• **WHAT IS REQUIRED**: Retype the records below exactly as they appear.
-------- PROVIDED RECORDS
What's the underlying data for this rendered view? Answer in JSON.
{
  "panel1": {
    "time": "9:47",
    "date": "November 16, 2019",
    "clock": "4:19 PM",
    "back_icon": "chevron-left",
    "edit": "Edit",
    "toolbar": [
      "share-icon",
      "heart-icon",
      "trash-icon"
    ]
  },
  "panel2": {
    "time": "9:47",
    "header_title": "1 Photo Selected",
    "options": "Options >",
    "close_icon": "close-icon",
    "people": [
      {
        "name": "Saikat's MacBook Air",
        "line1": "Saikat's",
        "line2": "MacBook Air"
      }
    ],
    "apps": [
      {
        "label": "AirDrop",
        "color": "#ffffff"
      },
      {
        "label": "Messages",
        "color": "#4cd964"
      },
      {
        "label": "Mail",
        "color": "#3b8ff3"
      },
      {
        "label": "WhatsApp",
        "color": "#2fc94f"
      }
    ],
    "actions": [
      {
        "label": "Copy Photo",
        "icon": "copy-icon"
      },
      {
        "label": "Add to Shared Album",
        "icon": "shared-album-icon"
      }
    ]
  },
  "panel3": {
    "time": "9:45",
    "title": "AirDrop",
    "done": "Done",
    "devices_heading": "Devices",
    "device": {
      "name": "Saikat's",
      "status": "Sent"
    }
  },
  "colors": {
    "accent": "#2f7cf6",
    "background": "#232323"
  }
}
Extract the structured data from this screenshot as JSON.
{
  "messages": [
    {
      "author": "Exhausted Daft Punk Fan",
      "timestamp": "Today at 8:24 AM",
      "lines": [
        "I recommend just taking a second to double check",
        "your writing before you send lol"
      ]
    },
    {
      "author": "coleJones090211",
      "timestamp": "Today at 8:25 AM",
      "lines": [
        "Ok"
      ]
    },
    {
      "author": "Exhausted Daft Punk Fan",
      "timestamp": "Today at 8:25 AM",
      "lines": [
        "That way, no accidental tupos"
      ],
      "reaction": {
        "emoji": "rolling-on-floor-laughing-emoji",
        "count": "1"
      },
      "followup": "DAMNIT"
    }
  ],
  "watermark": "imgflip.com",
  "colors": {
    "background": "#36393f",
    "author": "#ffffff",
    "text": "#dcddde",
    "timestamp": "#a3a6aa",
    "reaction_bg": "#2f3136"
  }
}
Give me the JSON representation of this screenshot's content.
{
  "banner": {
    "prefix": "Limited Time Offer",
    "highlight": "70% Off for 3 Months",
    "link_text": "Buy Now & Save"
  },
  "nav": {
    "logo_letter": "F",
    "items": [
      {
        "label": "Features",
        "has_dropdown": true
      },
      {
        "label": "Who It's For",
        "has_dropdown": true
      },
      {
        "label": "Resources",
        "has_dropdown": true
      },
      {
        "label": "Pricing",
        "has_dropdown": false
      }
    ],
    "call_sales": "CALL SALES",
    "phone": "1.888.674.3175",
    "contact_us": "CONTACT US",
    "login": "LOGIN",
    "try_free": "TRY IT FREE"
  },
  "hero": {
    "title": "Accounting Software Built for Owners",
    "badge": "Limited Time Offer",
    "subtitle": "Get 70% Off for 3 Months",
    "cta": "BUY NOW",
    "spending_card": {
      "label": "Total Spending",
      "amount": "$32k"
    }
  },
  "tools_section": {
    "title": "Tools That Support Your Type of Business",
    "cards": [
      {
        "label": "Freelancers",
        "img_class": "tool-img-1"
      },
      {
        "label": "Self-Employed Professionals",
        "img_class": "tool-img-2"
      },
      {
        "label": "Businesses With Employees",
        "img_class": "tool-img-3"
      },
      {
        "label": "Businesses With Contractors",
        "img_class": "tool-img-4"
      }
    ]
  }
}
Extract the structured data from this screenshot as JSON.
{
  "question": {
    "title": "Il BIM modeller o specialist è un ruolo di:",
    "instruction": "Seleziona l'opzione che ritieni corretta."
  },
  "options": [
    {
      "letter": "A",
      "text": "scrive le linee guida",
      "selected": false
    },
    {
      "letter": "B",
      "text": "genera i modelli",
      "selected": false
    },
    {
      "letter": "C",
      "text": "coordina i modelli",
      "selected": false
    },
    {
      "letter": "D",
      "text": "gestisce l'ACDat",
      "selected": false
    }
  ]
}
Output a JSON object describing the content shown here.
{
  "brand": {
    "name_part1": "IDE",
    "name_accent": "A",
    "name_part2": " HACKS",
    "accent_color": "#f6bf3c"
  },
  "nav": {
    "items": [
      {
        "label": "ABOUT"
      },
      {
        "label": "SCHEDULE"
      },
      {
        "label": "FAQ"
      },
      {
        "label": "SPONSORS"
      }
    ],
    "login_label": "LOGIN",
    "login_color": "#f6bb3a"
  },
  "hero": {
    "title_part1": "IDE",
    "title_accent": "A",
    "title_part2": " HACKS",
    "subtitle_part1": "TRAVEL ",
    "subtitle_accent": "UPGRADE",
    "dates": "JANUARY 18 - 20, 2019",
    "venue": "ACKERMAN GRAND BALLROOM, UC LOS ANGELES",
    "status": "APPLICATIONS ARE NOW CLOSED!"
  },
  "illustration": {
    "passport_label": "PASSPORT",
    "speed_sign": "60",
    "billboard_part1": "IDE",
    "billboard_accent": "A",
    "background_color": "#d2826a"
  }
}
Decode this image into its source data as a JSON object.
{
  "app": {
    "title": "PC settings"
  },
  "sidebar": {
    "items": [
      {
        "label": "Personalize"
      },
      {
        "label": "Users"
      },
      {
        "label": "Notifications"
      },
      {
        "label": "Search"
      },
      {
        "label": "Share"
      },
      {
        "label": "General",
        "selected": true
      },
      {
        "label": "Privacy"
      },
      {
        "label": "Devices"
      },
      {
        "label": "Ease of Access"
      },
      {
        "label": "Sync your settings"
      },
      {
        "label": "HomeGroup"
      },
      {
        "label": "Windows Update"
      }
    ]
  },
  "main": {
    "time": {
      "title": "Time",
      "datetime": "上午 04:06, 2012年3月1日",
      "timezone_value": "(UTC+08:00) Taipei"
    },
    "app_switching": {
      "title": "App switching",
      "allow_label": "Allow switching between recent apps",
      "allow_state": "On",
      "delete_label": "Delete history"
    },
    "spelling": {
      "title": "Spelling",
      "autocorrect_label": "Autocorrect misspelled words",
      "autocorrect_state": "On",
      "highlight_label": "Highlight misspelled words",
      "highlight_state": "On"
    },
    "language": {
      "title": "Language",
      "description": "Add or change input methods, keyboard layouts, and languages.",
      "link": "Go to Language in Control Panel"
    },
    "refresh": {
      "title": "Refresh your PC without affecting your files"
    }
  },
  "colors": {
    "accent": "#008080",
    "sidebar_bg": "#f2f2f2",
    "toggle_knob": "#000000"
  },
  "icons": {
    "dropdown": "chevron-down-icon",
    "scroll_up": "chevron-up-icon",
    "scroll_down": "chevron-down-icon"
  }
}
----------------
• **OUTPUT BELOW**:
What's the underlying data for this rendered view? Answer in JSON.
{
  "panel1": {
    "time": "9:47",
    "date": "November 16, 2019",
    "clock": "4:19 PM",
    "back_icon": "chevron-left",
    "edit": "Edit",
    "toolbar": [
      "share-icon",
      "heart-icon",
      "trash-icon"
    ]
  },
  "panel2": {
    "time": "9:47",
    "header_title": "1 Photo Selected",
    "options": "Options >",
    "close_icon": "close-icon",
    "people": [
      {
        "name": "Saikat's MacBook Air",
        "line1": "Saikat's",
        "line2": "MacBook Air"
      }
    ],
    "apps": [
      {
        "label": "AirDrop",
        "color": "#ffffff"
      },
      {
        "label": "Messages",
        "color": "#4cd964"
      },
      {
        "label": "Mail",
        "color": "#3b8ff3"
      },
      {
        "label": "WhatsApp",
        "color": "#2fc94f"
      }
    ],
    "actions": [
      {
        "label": "Copy Photo",
        "icon": "copy-icon"
      },
      {
        "label": "Add to Shared Album",
        "icon": "shared-album-icon"
      }
    ]
  },
  "panel3": {
    "time": "9:45",
    "title": "AirDrop",
    "done": "Done",
    "devices_heading": "Devices",
    "device": {
      "name": "Saikat's",
      "status": "Sent"
    }
  },
  "colors": {
    "accent": "#2f7cf6",
    "background": "#232323"
  }
}
Extract the structured data from this screenshot as JSON.
{
  "messages": [
    {
      "author": "Exhausted Daft Punk Fan",
      "timestamp": "Today at 8:24 AM",
      "lines": [
        "I recommend just taking a second to double check",
        "your writing before you send lol"
      ]
    },
    {
      "author": "coleJones090211",
      "timestamp": "Today at 8:25 AM",
      "lines": [
        "Ok"
      ]
    },
    {
      "author": "Exhausted Daft Punk Fan",
      "timestamp": "Today at 8:25 AM",
      "lines": [
        "That way, no accidental tupos"
      ],
      "reaction": {
        "emoji": "rolling-on-floor-laughing-emoji",
        "count": "1"
      },
      "followup": "DAMNIT"
    }
  ],
  "watermark": "imgflip.com",
  "colors": {
    "background": "#36393f",
    "author": "#ffffff",
    "text": "#dcddde",
    "timestamp": "#a3a6aa",
    "reaction_bg": "#2f3136"
  }
}
Give me the JSON representation of this screenshot's content.
{
  "banner": {
    "prefix": "Limited Time Offer",
    "highlight": "70% Off for 3 Months",
    "link_text": "Buy Now & Save"
  },
  "nav": {
    "logo_letter": "F",
    "items": [
      {
        "label": "Features",
        "has_dropdown": true
      },
      {
        "label": "Who It's For",
        "has_dropdown": true
      },
      {
        "label": "Resources",
        "has_dropdown": true
      },
      {
        "label": "Pricing",
        "has_dropdown": false
      }
    ],
    "call_sales": "CALL SALES",
    "phone": "1.888.674.3175",
    "contact_us": "CONTACT US",
    "login": "LOGIN",
    "try_free": "TRY IT FREE"
  },
  "hero": {
    "title": "Accounting Software Built for Owners",
    "badge": "Limited Time Offer",
    "subtitle": "Get 70% Off for 3 Months",
    "cta": "BUY NOW",
    "spending_card": {
      "label": "Total Spending",
      "amount": "$32k"
    }
  },
  "tools_section": {
    "title": "Tools That Support Your Type of Business",
    "cards": [
      {
        "label": "Freelancers",
        "img_class": "tool-img-1"
      },
      {
        "label": "Self-Employed Professionals",
        "img_class": "tool-img-2"
      },
      {
        "label": "Businesses With Employees",
        "img_class": "tool-img-3"
      },
      {
        "label": "Businesses With Contractors",
        "img_class": "tool-img-4"
      }
    ]
  }
}
Extract the structured data from this screenshot as JSON.
{
  "question": {
    "title": "Il BIM modeller o specialist è un ruolo di:",
    "instruction": "Seleziona l'opzione che ritieni corretta."
  },
  "options": [
    {
      "letter": "A",
      "text": "scrive le linee guida",
      "selected": false
    },
    {
      "letter": "B",
      "text": "genera i modelli",
      "selected": false
    },
    {
      "letter": "C",
      "text": "coordina i modelli",
      "selected": false
    },
    {
      "letter": "D",
      "text": "gestisce l'ACDat",
      "selected": false
    }
  ]
}
Output a JSON object describing the content shown here.
{
  "brand": {
    "name_part1": "IDE",
    "name_accent": "A",
    "name_part2": " HACKS",
    "accent_color": "#f6bf3c"
  },
  "nav": {
    "items": [
      {
        "label": "ABOUT"
      },
      {
        "label": "SCHEDULE"
      },
      {
        "label": "FAQ"
      },
      {
        "label": "SPONSORS"
      }
    ],
    "login_label": "LOGIN",
    "login_color": "#f6bb3a"
  },
  "hero": {
    "title_part1": "IDE",
    "title_accent": "A",
    "title_part2": " HACKS",
    "subtitle_part1": "TRAVEL ",
    "subtitle_accent": "UPGRADE",
    "dates": "JANUARY 18 - 20, 2019",
    "venue": "ACKERMAN GRAND BALLROOM, UC LOS ANGELES",
    "status": "APPLICATIONS ARE NOW CLOSED!"
  },
  "illustration": {
    "passport_label": "PASSPORT",
    "speed_sign": "60",
    "billboard_part1": "IDE",
    "billboard_accent": "A",
    "background_color": "#d2826a"
  }
}
Decode this image into its source data as a JSON object.
{
  "app": {
    "title": "PC settings"
  },
  "sidebar": {
    "items": [
      {
        "label": "Personalize"
      },
      {
        "label": "Users"
      },
      {
        "label": "Notifications"
      },
      {
        "label": "Search"
      },
      {
        "label": "Share"
      },
      {
        "label": "General",
        "selected": true
      },
      {
        "label": "Privacy"
      },
      {
        "label": "Devices"
      },
      {
        "label": "Ease of Access"
      },
      {
        "label": "Sync your settings"
      },
      {
        "label": "HomeGroup"
      },
      {
        "label": "Windows Update"
      }
    ]
  },
  "main": {
    "time": {
      "title": "Time",
      "datetime": "上午 04:06, 2012年3月1日",
      "timezone_value": "(UTC+08:00) Taipei"
    },
    "app_switching": {
      "title": "App switching",
      "allow_label": "Allow switching between recent apps",
      "allow_state": "On",
      "delete_label": "Delete history"
    },
    "spelling": {
      "title": "Spelling",
      "autocorrect_label": "Autocorrect misspelled words",
      "autocorrect_state": "On",
      "highlight_label": "Highlight misspelled words",
      "highlight_state": "On"
    },
    "language": {
      "title": "Language",
      "description": "Add or change input methods, keyboard layouts, and languages.",
      "link": "Go to Language in Control Panel"
    },
    "refresh": {
      "title": "Refresh your PC without affecting your files"
    }
  },
  "colors": {
    "accent": "#008080",
    "sidebar_bg": "#f2f2f2",
    "toggle_knob": "#000000"
  },
  "icons": {
    "dropdown": "chevron-down-icon",
    "scroll_up": "chevron-up-icon",
    "scroll_down": "chevron-down-icon"
  }
}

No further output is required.